WHAT THIS TASK INVOLVES>
Can you rewrite the records below, swapping every "Blocked numbers" for "Blocked callers" and leaving everything else unchanged?

* start TASK MATERIAL *

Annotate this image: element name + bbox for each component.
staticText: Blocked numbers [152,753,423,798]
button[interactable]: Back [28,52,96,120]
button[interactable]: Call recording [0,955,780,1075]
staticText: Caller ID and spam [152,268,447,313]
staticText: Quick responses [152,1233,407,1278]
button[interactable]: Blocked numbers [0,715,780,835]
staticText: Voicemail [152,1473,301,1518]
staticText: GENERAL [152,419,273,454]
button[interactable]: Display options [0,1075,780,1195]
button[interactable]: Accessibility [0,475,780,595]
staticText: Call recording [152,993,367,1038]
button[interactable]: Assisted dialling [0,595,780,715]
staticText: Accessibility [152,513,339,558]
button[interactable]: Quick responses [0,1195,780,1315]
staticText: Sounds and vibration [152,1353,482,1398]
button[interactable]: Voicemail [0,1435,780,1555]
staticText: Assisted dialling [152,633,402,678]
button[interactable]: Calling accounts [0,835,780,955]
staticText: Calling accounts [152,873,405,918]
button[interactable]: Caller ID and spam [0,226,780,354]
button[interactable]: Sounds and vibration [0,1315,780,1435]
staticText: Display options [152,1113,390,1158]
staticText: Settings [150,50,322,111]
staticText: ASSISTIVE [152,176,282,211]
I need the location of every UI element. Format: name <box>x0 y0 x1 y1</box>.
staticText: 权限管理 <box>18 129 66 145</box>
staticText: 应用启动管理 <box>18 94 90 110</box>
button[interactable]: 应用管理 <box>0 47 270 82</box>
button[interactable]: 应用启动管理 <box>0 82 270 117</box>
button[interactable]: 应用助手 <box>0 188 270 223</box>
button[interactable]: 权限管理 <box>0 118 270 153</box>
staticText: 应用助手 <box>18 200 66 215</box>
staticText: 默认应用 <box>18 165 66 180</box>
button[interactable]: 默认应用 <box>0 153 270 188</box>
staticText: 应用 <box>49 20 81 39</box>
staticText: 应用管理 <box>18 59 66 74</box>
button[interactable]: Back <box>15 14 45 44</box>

* end TASK MATERIAL *

FULL SOLUTION>
Annotate this image: element name + bbox for each component.
staticText: Blocked callers [152,753,423,798]
button[interactable]: Back [28,52,96,120]
button[interactable]: Call recording [0,955,780,1075]
staticText: Caller ID and spam [152,268,447,313]
staticText: Quick responses [152,1233,407,1278]
button[interactable]: Blocked callers [0,715,780,835]
staticText: Voicemail [152,1473,301,1518]
staticText: GENERAL [152,419,273,454]
button[interactable]: Display options [0,1075,780,1195]
button[interactable]: Accessibility [0,475,780,595]
staticText: Call recording [152,993,367,1038]
button[interactable]: Assisted dialling [0,595,780,715]
staticText: Accessibility [152,513,339,558]
button[interactable]: Quick responses [0,1195,780,1315]
staticText: Sounds and vibration [152,1353,482,1398]
button[interactable]: Voicemail [0,1435,780,1555]
staticText: Assisted dialling [152,633,402,678]
button[interactable]: Calling accounts [0,835,780,955]
staticText: Calling accounts [152,873,405,918]
button[interactable]: Caller ID and spam [0,226,780,354]
button[interactable]: Sounds and vibration [0,1315,780,1435]
staticText: Display options [152,1113,390,1158]
staticText: Settings [150,50,322,111]
staticText: ASSISTIVE [152,176,282,211]
I need the location of every UI element. Format: name <box>x0 y0 x1 y1</box>.
staticText: 权限管理 <box>18 129 66 145</box>
staticText: 应用启动管理 <box>18 94 90 110</box>
button[interactable]: 应用管理 <box>0 47 270 82</box>
button[interactable]: 应用启动管理 <box>0 82 270 117</box>
button[interactable]: 应用助手 <box>0 188 270 223</box>
button[interactable]: 权限管理 <box>0 118 270 153</box>
staticText: 应用助手 <box>18 200 66 215</box>
staticText: 默认应用 <box>18 165 66 180</box>
button[interactable]: 默认应用 <box>0 153 270 188</box>
staticText: 应用 <box>49 20 81 39</box>
staticText: 应用管理 <box>18 59 66 74</box>
button[interactable]: Back <box>15 14 45 44</box>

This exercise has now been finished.